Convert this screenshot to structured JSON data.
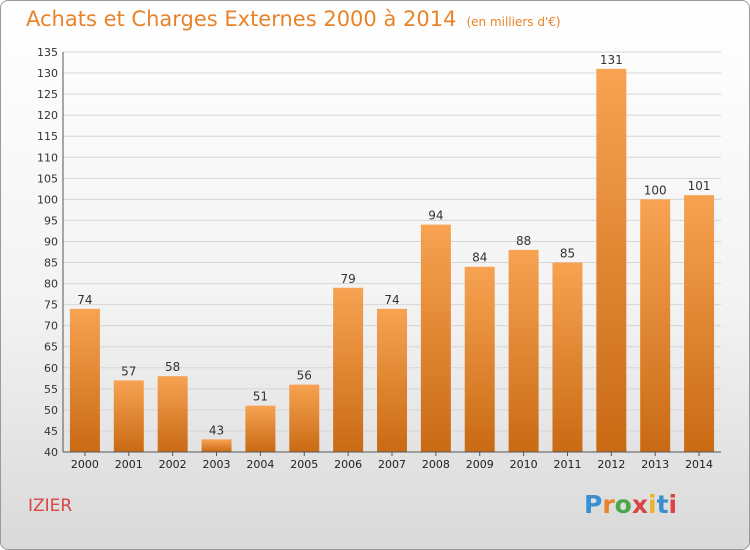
{
  "title": "Achats et Charges Externes 2000 à 2014",
  "unit": "(en milliers d'€)",
  "commune": "IZIER",
  "logo": {
    "text": "Proxiti",
    "colors": [
      "#3a8fd0",
      "#e8832a",
      "#4aa84a",
      "#d94545",
      "#e8b52a",
      "#3a8fd0",
      "#d94545"
    ]
  },
  "colors": {
    "accent": "#e8832a",
    "bar_top": "#f7a352",
    "bar_bottom": "#c96a14"
  },
  "chart_data": {
    "type": "bar",
    "title": "Achats et Charges Externes 2000 à 2014",
    "categories": [
      "2000",
      "2001",
      "2002",
      "2003",
      "2004",
      "2005",
      "2006",
      "2007",
      "2008",
      "2009",
      "2010",
      "2011",
      "2012",
      "2013",
      "2014"
    ],
    "values": [
      74,
      57,
      58,
      43,
      51,
      56,
      79,
      74,
      94,
      84,
      88,
      85,
      131,
      100,
      101
    ],
    "ylim": [
      40,
      135
    ],
    "yticks": [
      40,
      45,
      50,
      55,
      60,
      65,
      70,
      75,
      80,
      85,
      90,
      95,
      100,
      105,
      110,
      115,
      120,
      125,
      130,
      135
    ],
    "grid": true,
    "xlabel": "",
    "ylabel": ""
  }
}
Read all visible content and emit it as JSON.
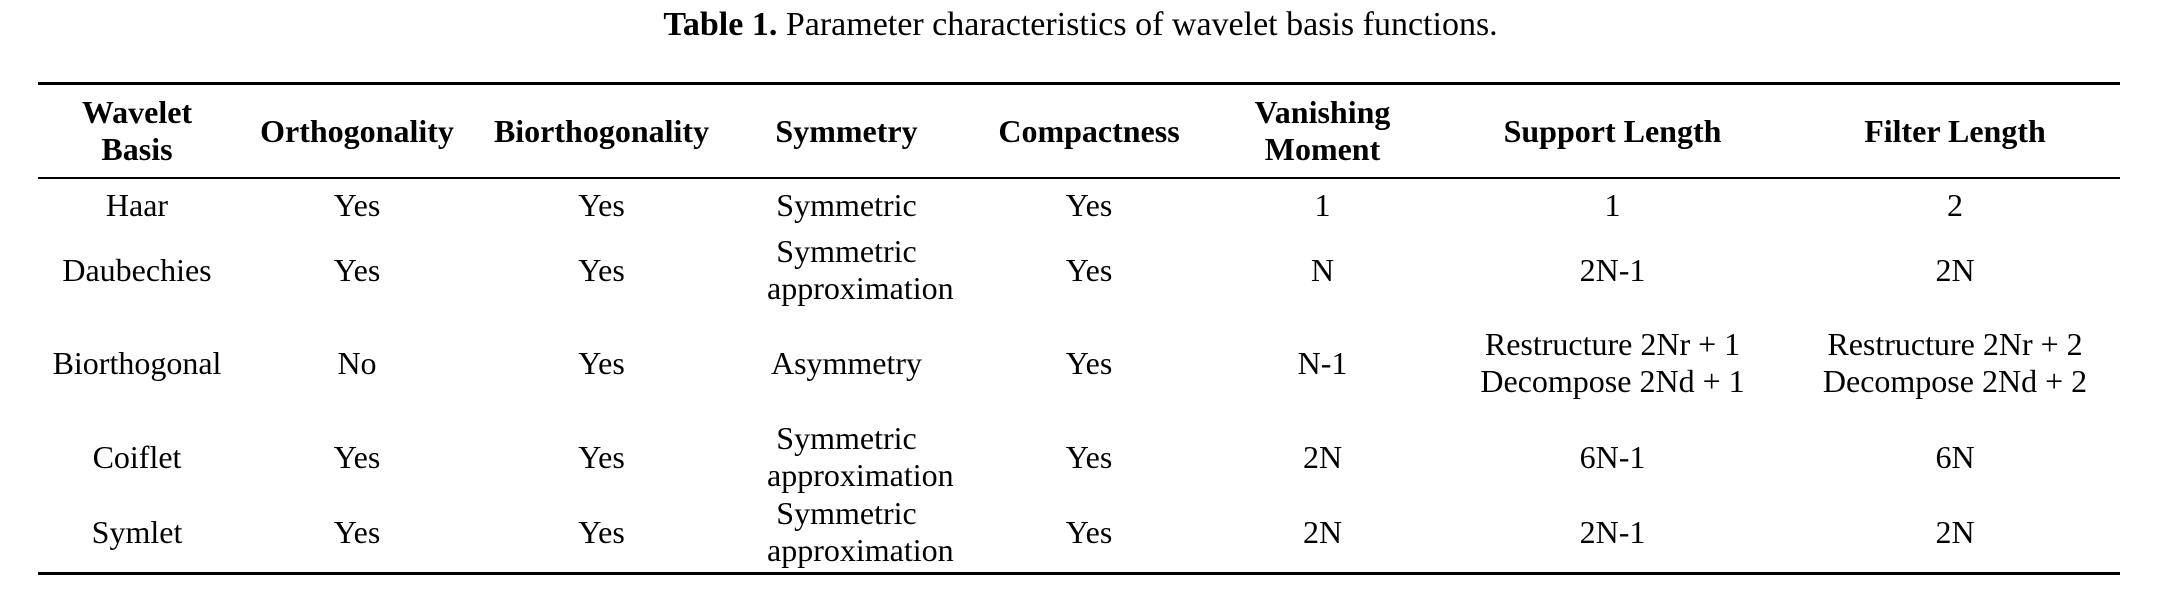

────────────────────

### GOAL:
Return each line where "Achats" shows up.

### CORRECT OUTPUT:
  "title": "Achats et Charges Externes 2000 à 2014",
    "title": "Achats et Charges Externes 2000 à 2014",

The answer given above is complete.